■ To be done
Copy all entries without alteration and skip the pictures they hold.
start The records
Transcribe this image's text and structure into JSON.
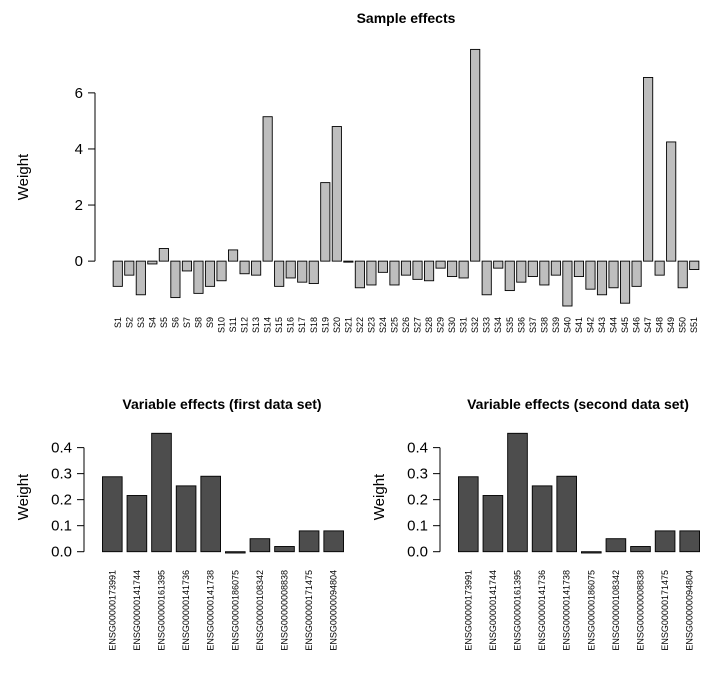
{
  "chart_data": [
    {
      "type": "bar",
      "title": "Sample effects",
      "xlabel": "",
      "ylabel": "Weight",
      "ylim": [
        -1.6,
        7.6
      ],
      "yticks": [
        0,
        2,
        4,
        6
      ],
      "bar_color": "#bebebe",
      "categories": [
        "S1",
        "S2",
        "S3",
        "S4",
        "S5",
        "S6",
        "S7",
        "S8",
        "S9",
        "S10",
        "S11",
        "S12",
        "S13",
        "S14",
        "S15",
        "S16",
        "S17",
        "S18",
        "S19",
        "S20",
        "S21",
        "S22",
        "S23",
        "S24",
        "S25",
        "S26",
        "S27",
        "S28",
        "S29",
        "S30",
        "S31",
        "S32",
        "S33",
        "S34",
        "S35",
        "S36",
        "S37",
        "S38",
        "S39",
        "S40",
        "S41",
        "S42",
        "S43",
        "S44",
        "S45",
        "S46",
        "S47",
        "S48",
        "S49",
        "S50",
        "S51"
      ],
      "values": [
        -0.9,
        -0.5,
        -1.2,
        -0.1,
        0.45,
        -1.3,
        -0.35,
        -1.15,
        -0.9,
        -0.7,
        0.4,
        -0.45,
        -0.5,
        5.15,
        -0.9,
        -0.6,
        -0.75,
        -0.8,
        2.8,
        4.8,
        0.0,
        -0.95,
        -0.85,
        -0.4,
        -0.85,
        -0.5,
        -0.65,
        -0.7,
        -0.25,
        -0.55,
        -0.6,
        7.55,
        -1.2,
        -0.25,
        -1.05,
        -0.75,
        -0.55,
        -0.85,
        -0.5,
        -1.6,
        -0.55,
        -1.0,
        -1.2,
        -0.95,
        -1.5,
        -0.9,
        6.55,
        -0.5,
        4.25,
        -0.95,
        -0.3
      ]
    },
    {
      "type": "bar",
      "title": "Variable effects (first data set)",
      "xlabel": "",
      "ylabel": "Weight",
      "ylim": [
        -0.005,
        0.46
      ],
      "yticks": [
        "0.0",
        "0.1",
        "0.2",
        "0.3",
        "0.4"
      ],
      "bar_color": "#4d4d4d",
      "categories": [
        "ENSG00000173991",
        "ENSG00000141744",
        "ENSG00000161395",
        "ENSG00000141736",
        "ENSG00000141738",
        "ENSG00000186075",
        "ENSG00000108342",
        "ENSG00000008838",
        "ENSG00000171475",
        "ENSG00000094804"
      ],
      "values": [
        0.288,
        0.216,
        0.455,
        0.253,
        0.29,
        -0.005,
        0.05,
        0.02,
        0.08,
        0.08
      ]
    },
    {
      "type": "bar",
      "title": "Variable effects (second data set)",
      "xlabel": "",
      "ylabel": "Weight",
      "ylim": [
        -0.005,
        0.46
      ],
      "yticks": [
        "0.0",
        "0.1",
        "0.2",
        "0.3",
        "0.4"
      ],
      "bar_color": "#4d4d4d",
      "categories": [
        "ENSG00000173991",
        "ENSG00000141744",
        "ENSG00000161395",
        "ENSG00000141736",
        "ENSG00000141738",
        "ENSG00000186075",
        "ENSG00000108342",
        "ENSG00000008838",
        "ENSG00000171475",
        "ENSG00000094804"
      ],
      "values": [
        0.288,
        0.216,
        0.455,
        0.253,
        0.29,
        -0.005,
        0.05,
        0.02,
        0.08,
        0.08
      ]
    }
  ]
}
end The records
■ Final result
Transcribe this image's text and structure into JSON.
{
  "chart_data": [
    {
      "type": "bar",
      "title": "Sample effects",
      "xlabel": "",
      "ylabel": "Weight",
      "ylim": [
        -1.6,
        7.6
      ],
      "yticks": [
        0,
        2,
        4,
        6
      ],
      "bar_color": "#bebebe",
      "categories": [
        "S1",
        "S2",
        "S3",
        "S4",
        "S5",
        "S6",
        "S7",
        "S8",
        "S9",
        "S10",
        "S11",
        "S12",
        "S13",
        "S14",
        "S15",
        "S16",
        "S17",
        "S18",
        "S19",
        "S20",
        "S21",
        "S22",
        "S23",
        "S24",
        "S25",
        "S26",
        "S27",
        "S28",
        "S29",
        "S30",
        "S31",
        "S32",
        "S33",
        "S34",
        "S35",
        "S36",
        "S37",
        "S38",
        "S39",
        "S40",
        "S41",
        "S42",
        "S43",
        "S44",
        "S45",
        "S46",
        "S47",
        "S48",
        "S49",
        "S50",
        "S51"
      ],
      "values": [
        -0.9,
        -0.5,
        -1.2,
        -0.1,
        0.45,
        -1.3,
        -0.35,
        -1.15,
        -0.9,
        -0.7,
        0.4,
        -0.45,
        -0.5,
        5.15,
        -0.9,
        -0.6,
        -0.75,
        -0.8,
        2.8,
        4.8,
        0.0,
        -0.95,
        -0.85,
        -0.4,
        -0.85,
        -0.5,
        -0.65,
        -0.7,
        -0.25,
        -0.55,
        -0.6,
        7.55,
        -1.2,
        -0.25,
        -1.05,
        -0.75,
        -0.55,
        -0.85,
        -0.5,
        -1.6,
        -0.55,
        -1.0,
        -1.2,
        -0.95,
        -1.5,
        -0.9,
        6.55,
        -0.5,
        4.25,
        -0.95,
        -0.3
      ]
    },
    {
      "type": "bar",
      "title": "Variable effects (first data set)",
      "xlabel": "",
      "ylabel": "Weight",
      "ylim": [
        -0.005,
        0.46
      ],
      "yticks": [
        "0.0",
        "0.1",
        "0.2",
        "0.3",
        "0.4"
      ],
      "bar_color": "#4d4d4d",
      "categories": [
        "ENSG00000173991",
        "ENSG00000141744",
        "ENSG00000161395",
        "ENSG00000141736",
        "ENSG00000141738",
        "ENSG00000186075",
        "ENSG00000108342",
        "ENSG00000008838",
        "ENSG00000171475",
        "ENSG00000094804"
      ],
      "values": [
        0.288,
        0.216,
        0.455,
        0.253,
        0.29,
        -0.005,
        0.05,
        0.02,
        0.08,
        0.08
      ]
    },
    {
      "type": "bar",
      "title": "Variable effects (second data set)",
      "xlabel": "",
      "ylabel": "Weight",
      "ylim": [
        -0.005,
        0.46
      ],
      "yticks": [
        "0.0",
        "0.1",
        "0.2",
        "0.3",
        "0.4"
      ],
      "bar_color": "#4d4d4d",
      "categories": [
        "ENSG00000173991",
        "ENSG00000141744",
        "ENSG00000161395",
        "ENSG00000141736",
        "ENSG00000141738",
        "ENSG00000186075",
        "ENSG00000108342",
        "ENSG00000008838",
        "ENSG00000171475",
        "ENSG00000094804"
      ],
      "values": [
        0.288,
        0.216,
        0.455,
        0.253,
        0.29,
        -0.005,
        0.05,
        0.02,
        0.08,
        0.08
      ]
    }
  ]
}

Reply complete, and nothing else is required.